[start of Stored data]

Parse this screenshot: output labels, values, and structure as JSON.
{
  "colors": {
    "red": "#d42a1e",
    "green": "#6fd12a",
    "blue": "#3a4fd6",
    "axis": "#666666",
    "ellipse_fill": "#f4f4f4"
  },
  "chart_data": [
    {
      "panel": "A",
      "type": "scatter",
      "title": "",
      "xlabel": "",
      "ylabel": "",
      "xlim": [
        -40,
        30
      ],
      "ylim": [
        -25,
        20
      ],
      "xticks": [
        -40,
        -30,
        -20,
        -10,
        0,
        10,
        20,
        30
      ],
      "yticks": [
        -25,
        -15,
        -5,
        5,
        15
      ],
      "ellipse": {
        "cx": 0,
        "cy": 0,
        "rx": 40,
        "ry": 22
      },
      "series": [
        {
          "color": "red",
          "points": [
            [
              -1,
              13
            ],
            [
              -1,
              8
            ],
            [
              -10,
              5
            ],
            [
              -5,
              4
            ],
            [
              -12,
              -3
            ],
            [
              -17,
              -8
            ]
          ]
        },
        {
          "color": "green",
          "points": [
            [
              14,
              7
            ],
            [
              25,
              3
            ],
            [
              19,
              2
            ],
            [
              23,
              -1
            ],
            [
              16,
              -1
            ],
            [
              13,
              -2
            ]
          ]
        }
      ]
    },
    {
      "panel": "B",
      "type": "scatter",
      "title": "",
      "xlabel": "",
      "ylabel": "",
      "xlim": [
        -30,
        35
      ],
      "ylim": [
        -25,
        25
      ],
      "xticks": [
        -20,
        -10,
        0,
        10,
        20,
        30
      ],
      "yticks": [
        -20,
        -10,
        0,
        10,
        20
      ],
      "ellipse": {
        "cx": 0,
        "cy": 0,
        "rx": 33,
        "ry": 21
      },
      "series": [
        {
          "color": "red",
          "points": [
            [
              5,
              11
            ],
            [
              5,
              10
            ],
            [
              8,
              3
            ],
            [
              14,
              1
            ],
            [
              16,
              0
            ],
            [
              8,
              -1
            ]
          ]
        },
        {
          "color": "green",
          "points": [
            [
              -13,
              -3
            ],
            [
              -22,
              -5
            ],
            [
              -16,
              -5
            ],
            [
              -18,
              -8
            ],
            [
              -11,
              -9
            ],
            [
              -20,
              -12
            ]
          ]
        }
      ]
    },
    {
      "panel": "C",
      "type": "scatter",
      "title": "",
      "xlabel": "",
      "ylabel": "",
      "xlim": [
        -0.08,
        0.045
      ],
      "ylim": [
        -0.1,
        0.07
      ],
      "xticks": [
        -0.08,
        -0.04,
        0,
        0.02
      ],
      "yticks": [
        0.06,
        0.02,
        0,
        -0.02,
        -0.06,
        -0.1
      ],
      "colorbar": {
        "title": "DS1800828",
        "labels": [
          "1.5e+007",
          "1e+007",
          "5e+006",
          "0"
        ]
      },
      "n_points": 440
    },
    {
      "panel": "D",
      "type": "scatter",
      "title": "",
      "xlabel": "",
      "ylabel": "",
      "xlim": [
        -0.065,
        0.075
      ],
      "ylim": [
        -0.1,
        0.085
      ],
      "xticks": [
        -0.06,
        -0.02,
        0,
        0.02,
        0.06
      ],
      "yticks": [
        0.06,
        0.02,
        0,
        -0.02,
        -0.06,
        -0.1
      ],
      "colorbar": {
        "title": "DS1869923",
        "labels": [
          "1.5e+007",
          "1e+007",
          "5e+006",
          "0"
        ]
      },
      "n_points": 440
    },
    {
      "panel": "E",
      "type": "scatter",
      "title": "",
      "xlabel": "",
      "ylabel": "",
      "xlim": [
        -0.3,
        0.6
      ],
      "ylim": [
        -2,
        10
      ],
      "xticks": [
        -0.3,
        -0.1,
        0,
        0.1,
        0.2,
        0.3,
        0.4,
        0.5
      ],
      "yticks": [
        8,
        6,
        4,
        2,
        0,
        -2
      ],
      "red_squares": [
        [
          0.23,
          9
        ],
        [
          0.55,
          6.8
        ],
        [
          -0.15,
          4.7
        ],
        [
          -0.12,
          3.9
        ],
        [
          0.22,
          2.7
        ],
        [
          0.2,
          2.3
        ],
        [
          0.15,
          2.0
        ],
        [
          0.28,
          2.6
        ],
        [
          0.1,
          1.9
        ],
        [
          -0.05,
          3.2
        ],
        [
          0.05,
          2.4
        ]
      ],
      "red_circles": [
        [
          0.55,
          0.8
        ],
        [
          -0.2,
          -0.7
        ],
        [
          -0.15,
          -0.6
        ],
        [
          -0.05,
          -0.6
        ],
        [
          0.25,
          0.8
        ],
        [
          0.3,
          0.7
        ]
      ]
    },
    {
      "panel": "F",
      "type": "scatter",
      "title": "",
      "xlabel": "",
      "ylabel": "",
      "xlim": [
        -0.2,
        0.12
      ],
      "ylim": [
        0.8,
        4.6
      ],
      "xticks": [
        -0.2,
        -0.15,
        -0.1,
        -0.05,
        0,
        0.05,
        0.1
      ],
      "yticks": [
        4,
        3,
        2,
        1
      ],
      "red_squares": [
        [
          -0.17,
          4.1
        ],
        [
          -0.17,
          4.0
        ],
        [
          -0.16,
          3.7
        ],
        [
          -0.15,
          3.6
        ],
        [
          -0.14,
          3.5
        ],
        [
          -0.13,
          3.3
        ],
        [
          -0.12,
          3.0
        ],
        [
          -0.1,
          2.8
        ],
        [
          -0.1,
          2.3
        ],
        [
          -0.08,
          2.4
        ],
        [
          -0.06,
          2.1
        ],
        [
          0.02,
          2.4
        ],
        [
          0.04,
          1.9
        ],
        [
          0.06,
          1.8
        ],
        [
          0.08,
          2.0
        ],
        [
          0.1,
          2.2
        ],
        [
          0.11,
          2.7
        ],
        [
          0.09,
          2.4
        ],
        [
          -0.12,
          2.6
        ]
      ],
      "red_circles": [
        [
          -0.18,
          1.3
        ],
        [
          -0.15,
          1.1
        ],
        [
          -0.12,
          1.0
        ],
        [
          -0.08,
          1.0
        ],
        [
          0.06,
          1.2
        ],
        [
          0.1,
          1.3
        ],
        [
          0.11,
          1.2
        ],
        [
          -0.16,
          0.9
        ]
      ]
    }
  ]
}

[end of Stored data]

▶ **Given instruction**
Return each entry from the material above exactly as it appears.

▶ **Full solution**
Parse this screenshot: output labels, values, and structure as JSON.
{
  "colors": {
    "red": "#d42a1e",
    "green": "#6fd12a",
    "blue": "#3a4fd6",
    "axis": "#666666",
    "ellipse_fill": "#f4f4f4"
  },
  "chart_data": [
    {
      "panel": "A",
      "type": "scatter",
      "title": "",
      "xlabel": "",
      "ylabel": "",
      "xlim": [
        -40,
        30
      ],
      "ylim": [
        -25,
        20
      ],
      "xticks": [
        -40,
        -30,
        -20,
        -10,
        0,
        10,
        20,
        30
      ],
      "yticks": [
        -25,
        -15,
        -5,
        5,
        15
      ],
      "ellipse": {
        "cx": 0,
        "cy": 0,
        "rx": 40,
        "ry": 22
      },
      "series": [
        {
          "color": "red",
          "points": [
            [
              -1,
              13
            ],
            [
              -1,
              8
            ],
            [
              -10,
              5
            ],
            [
              -5,
              4
            ],
            [
              -12,
              -3
            ],
            [
              -17,
              -8
            ]
          ]
        },
        {
          "color": "green",
          "points": [
            [
              14,
              7
            ],
            [
              25,
              3
            ],
            [
              19,
              2
            ],
            [
              23,
              -1
            ],
            [
              16,
              -1
            ],
            [
              13,
              -2
            ]
          ]
        }
      ]
    },
    {
      "panel": "B",
      "type": "scatter",
      "title": "",
      "xlabel": "",
      "ylabel": "",
      "xlim": [
        -30,
        35
      ],
      "ylim": [
        -25,
        25
      ],
      "xticks": [
        -20,
        -10,
        0,
        10,
        20,
        30
      ],
      "yticks": [
        -20,
        -10,
        0,
        10,
        20
      ],
      "ellipse": {
        "cx": 0,
        "cy": 0,
        "rx": 33,
        "ry": 21
      },
      "series": [
        {
          "color": "red",
          "points": [
            [
              5,
              11
            ],
            [
              5,
              10
            ],
            [
              8,
              3
            ],
            [
              14,
              1
            ],
            [
              16,
              0
            ],
            [
              8,
              -1
            ]
          ]
        },
        {
          "color": "green",
          "points": [
            [
              -13,
              -3
            ],
            [
              -22,
              -5
            ],
            [
              -16,
              -5
            ],
            [
              -18,
              -8
            ],
            [
              -11,
              -9
            ],
            [
              -20,
              -12
            ]
          ]
        }
      ]
    },
    {
      "panel": "C",
      "type": "scatter",
      "title": "",
      "xlabel": "",
      "ylabel": "",
      "xlim": [
        -0.08,
        0.045
      ],
      "ylim": [
        -0.1,
        0.07
      ],
      "xticks": [
        -0.08,
        -0.04,
        0,
        0.02
      ],
      "yticks": [
        0.06,
        0.02,
        0,
        -0.02,
        -0.06,
        -0.1
      ],
      "colorbar": {
        "title": "DS1800828",
        "labels": [
          "1.5e+007",
          "1e+007",
          "5e+006",
          "0"
        ]
      },
      "n_points": 440
    },
    {
      "panel": "D",
      "type": "scatter",
      "title": "",
      "xlabel": "",
      "ylabel": "",
      "xlim": [
        -0.065,
        0.075
      ],
      "ylim": [
        -0.1,
        0.085
      ],
      "xticks": [
        -0.06,
        -0.02,
        0,
        0.02,
        0.06
      ],
      "yticks": [
        0.06,
        0.02,
        0,
        -0.02,
        -0.06,
        -0.1
      ],
      "colorbar": {
        "title": "DS1869923",
        "labels": [
          "1.5e+007",
          "1e+007",
          "5e+006",
          "0"
        ]
      },
      "n_points": 440
    },
    {
      "panel": "E",
      "type": "scatter",
      "title": "",
      "xlabel": "",
      "ylabel": "",
      "xlim": [
        -0.3,
        0.6
      ],
      "ylim": [
        -2,
        10
      ],
      "xticks": [
        -0.3,
        -0.1,
        0,
        0.1,
        0.2,
        0.3,
        0.4,
        0.5
      ],
      "yticks": [
        8,
        6,
        4,
        2,
        0,
        -2
      ],
      "red_squares": [
        [
          0.23,
          9
        ],
        [
          0.55,
          6.8
        ],
        [
          -0.15,
          4.7
        ],
        [
          -0.12,
          3.9
        ],
        [
          0.22,
          2.7
        ],
        [
          0.2,
          2.3
        ],
        [
          0.15,
          2.0
        ],
        [
          0.28,
          2.6
        ],
        [
          0.1,
          1.9
        ],
        [
          -0.05,
          3.2
        ],
        [
          0.05,
          2.4
        ]
      ],
      "red_circles": [
        [
          0.55,
          0.8
        ],
        [
          -0.2,
          -0.7
        ],
        [
          -0.15,
          -0.6
        ],
        [
          -0.05,
          -0.6
        ],
        [
          0.25,
          0.8
        ],
        [
          0.3,
          0.7
        ]
      ]
    },
    {
      "panel": "F",
      "type": "scatter",
      "title": "",
      "xlabel": "",
      "ylabel": "",
      "xlim": [
        -0.2,
        0.12
      ],
      "ylim": [
        0.8,
        4.6
      ],
      "xticks": [
        -0.2,
        -0.15,
        -0.1,
        -0.05,
        0,
        0.05,
        0.1
      ],
      "yticks": [
        4,
        3,
        2,
        1
      ],
      "red_squares": [
        [
          -0.17,
          4.1
        ],
        [
          -0.17,
          4.0
        ],
        [
          -0.16,
          3.7
        ],
        [
          -0.15,
          3.6
        ],
        [
          -0.14,
          3.5
        ],
        [
          -0.13,
          3.3
        ],
        [
          -0.12,
          3.0
        ],
        [
          -0.1,
          2.8
        ],
        [
          -0.1,
          2.3
        ],
        [
          -0.08,
          2.4
        ],
        [
          -0.06,
          2.1
        ],
        [
          0.02,
          2.4
        ],
        [
          0.04,
          1.9
        ],
        [
          0.06,
          1.8
        ],
        [
          0.08,
          2.0
        ],
        [
          0.1,
          2.2
        ],
        [
          0.11,
          2.7
        ],
        [
          0.09,
          2.4
        ],
        [
          -0.12,
          2.6
        ]
      ],
      "red_circles": [
        [
          -0.18,
          1.3
        ],
        [
          -0.15,
          1.1
        ],
        [
          -0.12,
          1.0
        ],
        [
          -0.08,
          1.0
        ],
        [
          0.06,
          1.2
        ],
        [
          0.1,
          1.3
        ],
        [
          0.11,
          1.2
        ],
        [
          -0.16,
          0.9
        ]
      ]
    }
  ]
}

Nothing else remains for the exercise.